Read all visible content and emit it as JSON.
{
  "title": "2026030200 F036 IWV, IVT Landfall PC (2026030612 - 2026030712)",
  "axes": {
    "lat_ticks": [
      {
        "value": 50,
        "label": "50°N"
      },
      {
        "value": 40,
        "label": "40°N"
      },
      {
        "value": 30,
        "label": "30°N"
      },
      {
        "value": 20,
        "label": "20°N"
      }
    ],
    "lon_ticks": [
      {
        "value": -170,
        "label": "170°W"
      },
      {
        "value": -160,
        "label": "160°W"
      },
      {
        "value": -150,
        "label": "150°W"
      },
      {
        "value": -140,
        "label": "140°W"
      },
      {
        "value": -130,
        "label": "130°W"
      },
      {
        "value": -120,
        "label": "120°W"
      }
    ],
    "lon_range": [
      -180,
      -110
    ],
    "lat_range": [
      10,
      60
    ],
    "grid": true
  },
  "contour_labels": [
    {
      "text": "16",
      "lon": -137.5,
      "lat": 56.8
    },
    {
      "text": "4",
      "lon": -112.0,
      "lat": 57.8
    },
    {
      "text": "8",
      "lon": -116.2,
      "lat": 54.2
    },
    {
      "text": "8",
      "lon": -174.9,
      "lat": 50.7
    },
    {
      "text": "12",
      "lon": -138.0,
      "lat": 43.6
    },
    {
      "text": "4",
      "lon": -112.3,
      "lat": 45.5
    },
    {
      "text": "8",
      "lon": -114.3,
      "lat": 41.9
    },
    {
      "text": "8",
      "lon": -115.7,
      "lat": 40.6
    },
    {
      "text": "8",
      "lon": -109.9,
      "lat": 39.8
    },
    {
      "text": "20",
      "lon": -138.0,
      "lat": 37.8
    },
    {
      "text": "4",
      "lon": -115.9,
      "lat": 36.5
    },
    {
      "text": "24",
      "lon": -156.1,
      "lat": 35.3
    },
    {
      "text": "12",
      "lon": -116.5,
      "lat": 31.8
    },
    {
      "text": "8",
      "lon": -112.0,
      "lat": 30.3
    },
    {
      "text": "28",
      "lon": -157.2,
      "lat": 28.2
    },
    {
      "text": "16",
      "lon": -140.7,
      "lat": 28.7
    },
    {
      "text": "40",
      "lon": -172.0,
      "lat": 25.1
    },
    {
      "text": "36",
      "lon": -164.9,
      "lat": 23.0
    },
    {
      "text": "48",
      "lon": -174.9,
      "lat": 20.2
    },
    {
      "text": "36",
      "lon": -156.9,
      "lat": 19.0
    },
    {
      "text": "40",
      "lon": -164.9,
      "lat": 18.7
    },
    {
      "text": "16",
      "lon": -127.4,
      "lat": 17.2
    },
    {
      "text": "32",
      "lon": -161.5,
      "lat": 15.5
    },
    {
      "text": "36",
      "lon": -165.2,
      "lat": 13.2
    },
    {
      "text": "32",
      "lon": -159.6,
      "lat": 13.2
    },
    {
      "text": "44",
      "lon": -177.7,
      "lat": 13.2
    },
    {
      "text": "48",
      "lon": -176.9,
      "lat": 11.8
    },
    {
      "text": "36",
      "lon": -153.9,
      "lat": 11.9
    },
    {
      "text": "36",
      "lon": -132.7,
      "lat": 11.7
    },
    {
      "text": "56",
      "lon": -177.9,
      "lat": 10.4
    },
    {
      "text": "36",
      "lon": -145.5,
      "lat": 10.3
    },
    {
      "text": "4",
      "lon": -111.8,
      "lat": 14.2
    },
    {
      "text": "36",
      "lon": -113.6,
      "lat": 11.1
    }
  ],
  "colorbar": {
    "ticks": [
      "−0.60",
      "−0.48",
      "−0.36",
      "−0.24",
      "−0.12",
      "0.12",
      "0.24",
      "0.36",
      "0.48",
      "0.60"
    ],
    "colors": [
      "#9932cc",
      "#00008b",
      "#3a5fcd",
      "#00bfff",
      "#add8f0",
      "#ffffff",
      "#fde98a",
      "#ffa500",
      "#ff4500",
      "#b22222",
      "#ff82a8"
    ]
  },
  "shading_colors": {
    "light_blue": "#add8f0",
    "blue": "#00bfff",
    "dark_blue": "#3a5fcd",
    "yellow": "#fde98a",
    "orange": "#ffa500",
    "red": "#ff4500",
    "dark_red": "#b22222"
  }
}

= = = = = = =

Please set down each line of the records exactly as given.

## Answer in full
Read all visible content and emit it as JSON.
{
  "title": "2026030200 F036 IWV, IVT Landfall PC (2026030612 - 2026030712)",
  "axes": {
    "lat_ticks": [
      {
        "value": 50,
        "label": "50°N"
      },
      {
        "value": 40,
        "label": "40°N"
      },
      {
        "value": 30,
        "label": "30°N"
      },
      {
        "value": 20,
        "label": "20°N"
      }
    ],
    "lon_ticks": [
      {
        "value": -170,
        "label": "170°W"
      },
      {
        "value": -160,
        "label": "160°W"
      },
      {
        "value": -150,
        "label": "150°W"
      },
      {
        "value": -140,
        "label": "140°W"
      },
      {
        "value": -130,
        "label": "130°W"
      },
      {
        "value": -120,
        "label": "120°W"
      }
    ],
    "lon_range": [
      -180,
      -110
    ],
    "lat_range": [
      10,
      60
    ],
    "grid": true
  },
  "contour_labels": [
    {
      "text": "16",
      "lon": -137.5,
      "lat": 56.8
    },
    {
      "text": "4",
      "lon": -112.0,
      "lat": 57.8
    },
    {
      "text": "8",
      "lon": -116.2,
      "lat": 54.2
    },
    {
      "text": "8",
      "lon": -174.9,
      "lat": 50.7
    },
    {
      "text": "12",
      "lon": -138.0,
      "lat": 43.6
    },
    {
      "text": "4",
      "lon": -112.3,
      "lat": 45.5
    },
    {
      "text": "8",
      "lon": -114.3,
      "lat": 41.9
    },
    {
      "text": "8",
      "lon": -115.7,
      "lat": 40.6
    },
    {
      "text": "8",
      "lon": -109.9,
      "lat": 39.8
    },
    {
      "text": "20",
      "lon": -138.0,
      "lat": 37.8
    },
    {
      "text": "4",
      "lon": -115.9,
      "lat": 36.5
    },
    {
      "text": "24",
      "lon": -156.1,
      "lat": 35.3
    },
    {
      "text": "12",
      "lon": -116.5,
      "lat": 31.8
    },
    {
      "text": "8",
      "lon": -112.0,
      "lat": 30.3
    },
    {
      "text": "28",
      "lon": -157.2,
      "lat": 28.2
    },
    {
      "text": "16",
      "lon": -140.7,
      "lat": 28.7
    },
    {
      "text": "40",
      "lon": -172.0,
      "lat": 25.1
    },
    {
      "text": "36",
      "lon": -164.9,
      "lat": 23.0
    },
    {
      "text": "48",
      "lon": -174.9,
      "lat": 20.2
    },
    {
      "text": "36",
      "lon": -156.9,
      "lat": 19.0
    },
    {
      "text": "40",
      "lon": -164.9,
      "lat": 18.7
    },
    {
      "text": "16",
      "lon": -127.4,
      "lat": 17.2
    },
    {
      "text": "32",
      "lon": -161.5,
      "lat": 15.5
    },
    {
      "text": "36",
      "lon": -165.2,
      "lat": 13.2
    },
    {
      "text": "32",
      "lon": -159.6,
      "lat": 13.2
    },
    {
      "text": "44",
      "lon": -177.7,
      "lat": 13.2
    },
    {
      "text": "48",
      "lon": -176.9,
      "lat": 11.8
    },
    {
      "text": "36",
      "lon": -153.9,
      "lat": 11.9
    },
    {
      "text": "36",
      "lon": -132.7,
      "lat": 11.7
    },
    {
      "text": "56",
      "lon": -177.9,
      "lat": 10.4
    },
    {
      "text": "36",
      "lon": -145.5,
      "lat": 10.3
    },
    {
      "text": "4",
      "lon": -111.8,
      "lat": 14.2
    },
    {
      "text": "36",
      "lon": -113.6,
      "lat": 11.1
    }
  ],
  "colorbar": {
    "ticks": [
      "−0.60",
      "−0.48",
      "−0.36",
      "−0.24",
      "−0.12",
      "0.12",
      "0.24",
      "0.36",
      "0.48",
      "0.60"
    ],
    "colors": [
      "#9932cc",
      "#00008b",
      "#3a5fcd",
      "#00bfff",
      "#add8f0",
      "#ffffff",
      "#fde98a",
      "#ffa500",
      "#ff4500",
      "#b22222",
      "#ff82a8"
    ]
  },
  "shading_colors": {
    "light_blue": "#add8f0",
    "blue": "#00bfff",
    "dark_blue": "#3a5fcd",
    "yellow": "#fde98a",
    "orange": "#ffa500",
    "red": "#ff4500",
    "dark_red": "#b22222"
  }
}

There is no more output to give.